++++ DATA LISTING

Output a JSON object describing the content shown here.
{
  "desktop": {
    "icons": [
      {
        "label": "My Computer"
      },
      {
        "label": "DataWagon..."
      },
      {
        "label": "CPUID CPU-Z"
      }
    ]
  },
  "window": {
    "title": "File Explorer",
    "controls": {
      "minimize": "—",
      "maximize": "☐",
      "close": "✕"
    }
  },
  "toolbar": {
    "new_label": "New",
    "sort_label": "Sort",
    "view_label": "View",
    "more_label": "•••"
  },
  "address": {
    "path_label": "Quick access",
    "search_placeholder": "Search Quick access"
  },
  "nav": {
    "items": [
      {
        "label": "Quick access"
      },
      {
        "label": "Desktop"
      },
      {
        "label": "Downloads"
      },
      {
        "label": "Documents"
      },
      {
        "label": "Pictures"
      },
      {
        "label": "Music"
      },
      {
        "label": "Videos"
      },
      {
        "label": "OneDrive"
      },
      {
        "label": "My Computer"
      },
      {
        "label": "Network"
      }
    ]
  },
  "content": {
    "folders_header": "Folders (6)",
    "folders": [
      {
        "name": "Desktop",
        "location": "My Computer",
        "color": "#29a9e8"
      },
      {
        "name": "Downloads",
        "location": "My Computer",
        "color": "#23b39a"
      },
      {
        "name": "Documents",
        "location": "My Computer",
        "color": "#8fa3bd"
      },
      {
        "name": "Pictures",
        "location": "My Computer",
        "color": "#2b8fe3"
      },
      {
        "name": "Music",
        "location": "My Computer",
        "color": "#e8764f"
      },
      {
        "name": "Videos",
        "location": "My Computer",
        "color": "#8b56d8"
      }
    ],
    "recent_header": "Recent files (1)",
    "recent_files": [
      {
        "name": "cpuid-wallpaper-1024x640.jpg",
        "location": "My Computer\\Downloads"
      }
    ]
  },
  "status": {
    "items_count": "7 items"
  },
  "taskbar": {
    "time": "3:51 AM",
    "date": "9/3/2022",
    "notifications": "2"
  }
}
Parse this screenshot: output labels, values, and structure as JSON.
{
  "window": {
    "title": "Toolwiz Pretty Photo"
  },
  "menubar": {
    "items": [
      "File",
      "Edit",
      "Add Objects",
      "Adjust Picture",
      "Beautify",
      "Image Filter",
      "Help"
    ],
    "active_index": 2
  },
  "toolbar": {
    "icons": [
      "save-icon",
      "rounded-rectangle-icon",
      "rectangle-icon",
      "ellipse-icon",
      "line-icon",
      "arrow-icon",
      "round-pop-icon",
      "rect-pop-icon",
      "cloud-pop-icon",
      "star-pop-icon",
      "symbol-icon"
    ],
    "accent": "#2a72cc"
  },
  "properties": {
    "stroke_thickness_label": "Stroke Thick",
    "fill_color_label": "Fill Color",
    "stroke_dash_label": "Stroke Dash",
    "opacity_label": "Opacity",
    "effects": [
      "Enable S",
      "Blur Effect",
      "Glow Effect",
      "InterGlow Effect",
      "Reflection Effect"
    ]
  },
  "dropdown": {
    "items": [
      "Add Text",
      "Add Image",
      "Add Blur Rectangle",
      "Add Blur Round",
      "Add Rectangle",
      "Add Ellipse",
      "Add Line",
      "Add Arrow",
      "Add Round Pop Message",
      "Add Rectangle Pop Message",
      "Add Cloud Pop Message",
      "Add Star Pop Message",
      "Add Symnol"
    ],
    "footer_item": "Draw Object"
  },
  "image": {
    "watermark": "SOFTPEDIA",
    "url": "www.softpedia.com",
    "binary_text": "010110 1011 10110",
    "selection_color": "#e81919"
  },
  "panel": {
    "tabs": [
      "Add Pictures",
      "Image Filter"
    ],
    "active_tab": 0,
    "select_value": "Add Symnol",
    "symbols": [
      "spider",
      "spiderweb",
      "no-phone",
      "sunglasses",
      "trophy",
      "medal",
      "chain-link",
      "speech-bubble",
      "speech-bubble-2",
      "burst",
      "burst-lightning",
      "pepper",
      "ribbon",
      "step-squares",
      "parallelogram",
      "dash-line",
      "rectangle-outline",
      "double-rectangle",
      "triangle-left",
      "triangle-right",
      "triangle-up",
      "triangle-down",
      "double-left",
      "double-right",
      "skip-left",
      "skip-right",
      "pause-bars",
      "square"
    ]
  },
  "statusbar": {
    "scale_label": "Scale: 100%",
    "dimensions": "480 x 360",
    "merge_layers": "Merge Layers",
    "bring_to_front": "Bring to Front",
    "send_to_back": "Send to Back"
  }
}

++++++++

AIM => Copy all of the data. Keep every word exactly as it is.

WRITTEN RESPONSE =>
Output a JSON object describing the content shown here.
{
  "desktop": {
    "icons": [
      {
        "label": "My Computer"
      },
      {
        "label": "DataWagon..."
      },
      {
        "label": "CPUID CPU-Z"
      }
    ]
  },
  "window": {
    "title": "File Explorer",
    "controls": {
      "minimize": "—",
      "maximize": "☐",
      "close": "✕"
    }
  },
  "toolbar": {
    "new_label": "New",
    "sort_label": "Sort",
    "view_label": "View",
    "more_label": "•••"
  },
  "address": {
    "path_label": "Quick access",
    "search_placeholder": "Search Quick access"
  },
  "nav": {
    "items": [
      {
        "label": "Quick access"
      },
      {
        "label": "Desktop"
      },
      {
        "label": "Downloads"
      },
      {
        "label": "Documents"
      },
      {
        "label": "Pictures"
      },
      {
        "label": "Music"
      },
      {
        "label": "Videos"
      },
      {
        "label": "OneDrive"
      },
      {
        "label": "My Computer"
      },
      {
        "label": "Network"
      }
    ]
  },
  "content": {
    "folders_header": "Folders (6)",
    "folders": [
      {
        "name": "Desktop",
        "location": "My Computer",
        "color": "#29a9e8"
      },
      {
        "name": "Downloads",
        "location": "My Computer",
        "color": "#23b39a"
      },
      {
        "name": "Documents",
        "location": "My Computer",
        "color": "#8fa3bd"
      },
      {
        "name": "Pictures",
        "location": "My Computer",
        "color": "#2b8fe3"
      },
      {
        "name": "Music",
        "location": "My Computer",
        "color": "#e8764f"
      },
      {
        "name": "Videos",
        "location": "My Computer",
        "color": "#8b56d8"
      }
    ],
    "recent_header": "Recent files (1)",
    "recent_files": [
      {
        "name": "cpuid-wallpaper-1024x640.jpg",
        "location": "My Computer\\Downloads"
      }
    ]
  },
  "status": {
    "items_count": "7 items"
  },
  "taskbar": {
    "time": "3:51 AM",
    "date": "9/3/2022",
    "notifications": "2"
  }
}
Parse this screenshot: output labels, values, and structure as JSON.
{
  "window": {
    "title": "Toolwiz Pretty Photo"
  },
  "menubar": {
    "items": [
      "File",
      "Edit",
      "Add Objects",
      "Adjust Picture",
      "Beautify",
      "Image Filter",
      "Help"
    ],
    "active_index": 2
  },
  "toolbar": {
    "icons": [
      "save-icon",
      "rounded-rectangle-icon",
      "rectangle-icon",
      "ellipse-icon",
      "line-icon",
      "arrow-icon",
      "round-pop-icon",
      "rect-pop-icon",
      "cloud-pop-icon",
      "star-pop-icon",
      "symbol-icon"
    ],
    "accent": "#2a72cc"
  },
  "properties": {
    "stroke_thickness_label": "Stroke Thick",
    "fill_color_label": "Fill Color",
    "stroke_dash_label": "Stroke Dash",
    "opacity_label": "Opacity",
    "effects": [
      "Enable S",
      "Blur Effect",
      "Glow Effect",
      "InterGlow Effect",
      "Reflection Effect"
    ]
  },
  "dropdown": {
    "items": [
      "Add Text",
      "Add Image",
      "Add Blur Rectangle",
      "Add Blur Round",
      "Add Rectangle",
      "Add Ellipse",
      "Add Line",
      "Add Arrow",
      "Add Round Pop Message",
      "Add Rectangle Pop Message",
      "Add Cloud Pop Message",
      "Add Star Pop Message",
      "Add Symnol"
    ],
    "footer_item": "Draw Object"
  },
  "image": {
    "watermark": "SOFTPEDIA",
    "url": "www.softpedia.com",
    "binary_text": "010110 1011 10110",
    "selection_color": "#e81919"
  },
  "panel": {
    "tabs": [
      "Add Pictures",
      "Image Filter"
    ],
    "active_tab": 0,
    "select_value": "Add Symnol",
    "symbols": [
      "spider",
      "spiderweb",
      "no-phone",
      "sunglasses",
      "trophy",
      "medal",
      "chain-link",
      "speech-bubble",
      "speech-bubble-2",
      "burst",
      "burst-lightning",
      "pepper",
      "ribbon",
      "step-squares",
      "parallelogram",
      "dash-line",
      "rectangle-outline",
      "double-rectangle",
      "triangle-left",
      "triangle-right",
      "triangle-up",
      "triangle-down",
      "double-left",
      "double-right",
      "skip-left",
      "skip-right",
      "pause-bars",
      "square"
    ]
  },
  "statusbar": {
    "scale_label": "Scale: 100%",
    "dimensions": "480 x 360",
    "merge_layers": "Merge Layers",
    "bring_to_front": "Bring to Front",
    "send_to_back": "Send to Back"
  }
}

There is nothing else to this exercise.